* **Task directions**
Restate the full set of records exactly, word for word.

# start of Available data

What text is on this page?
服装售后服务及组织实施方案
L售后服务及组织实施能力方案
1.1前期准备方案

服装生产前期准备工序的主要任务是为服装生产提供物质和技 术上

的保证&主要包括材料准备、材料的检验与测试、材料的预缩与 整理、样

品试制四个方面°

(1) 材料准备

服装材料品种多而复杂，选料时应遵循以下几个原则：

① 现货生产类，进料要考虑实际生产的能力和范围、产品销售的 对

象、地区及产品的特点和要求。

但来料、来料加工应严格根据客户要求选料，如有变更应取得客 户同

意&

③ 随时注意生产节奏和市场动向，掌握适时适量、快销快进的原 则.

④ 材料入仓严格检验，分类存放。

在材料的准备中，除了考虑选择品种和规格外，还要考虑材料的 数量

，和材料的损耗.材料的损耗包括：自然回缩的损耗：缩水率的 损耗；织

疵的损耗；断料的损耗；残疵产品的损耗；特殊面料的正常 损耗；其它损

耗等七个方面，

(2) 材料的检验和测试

# end of Available data

* **Problem solution**
What text is on this page?
服装售后服务及组织实施方案
L售后服务及组织实施能力方案
1.1前期准备方案

服装生产前期准备工序的主要任务是为服装生产提供物质和技 术上

的保证&主要包括材料准备、材料的检验与测试、材料的预缩与 整理、样

品试制四个方面°

(1) 材料准备

服装材料品种多而复杂，选料时应遵循以下几个原则：

① 现货生产类，进料要考虑实际生产的能力和范围、产品销售的 对

象、地区及产品的特点和要求。

但来料、来料加工应严格根据客户要求选料，如有变更应取得客 户同

意&

③ 随时注意生产节奏和市场动向，掌握适时适量、快销快进的原 则.

④ 材料入仓严格检验，分类存放。

在材料的准备中，除了考虑选择品种和规格外，还要考虑材料的 数量

，和材料的损耗.材料的损耗包括：自然回缩的损耗：缩水率的 损耗；织

疵的损耗；断料的损耗；残疵产品的损耗；特殊面料的正常 损耗；其它损

耗等七个方面，

(2) 材料的检验和测试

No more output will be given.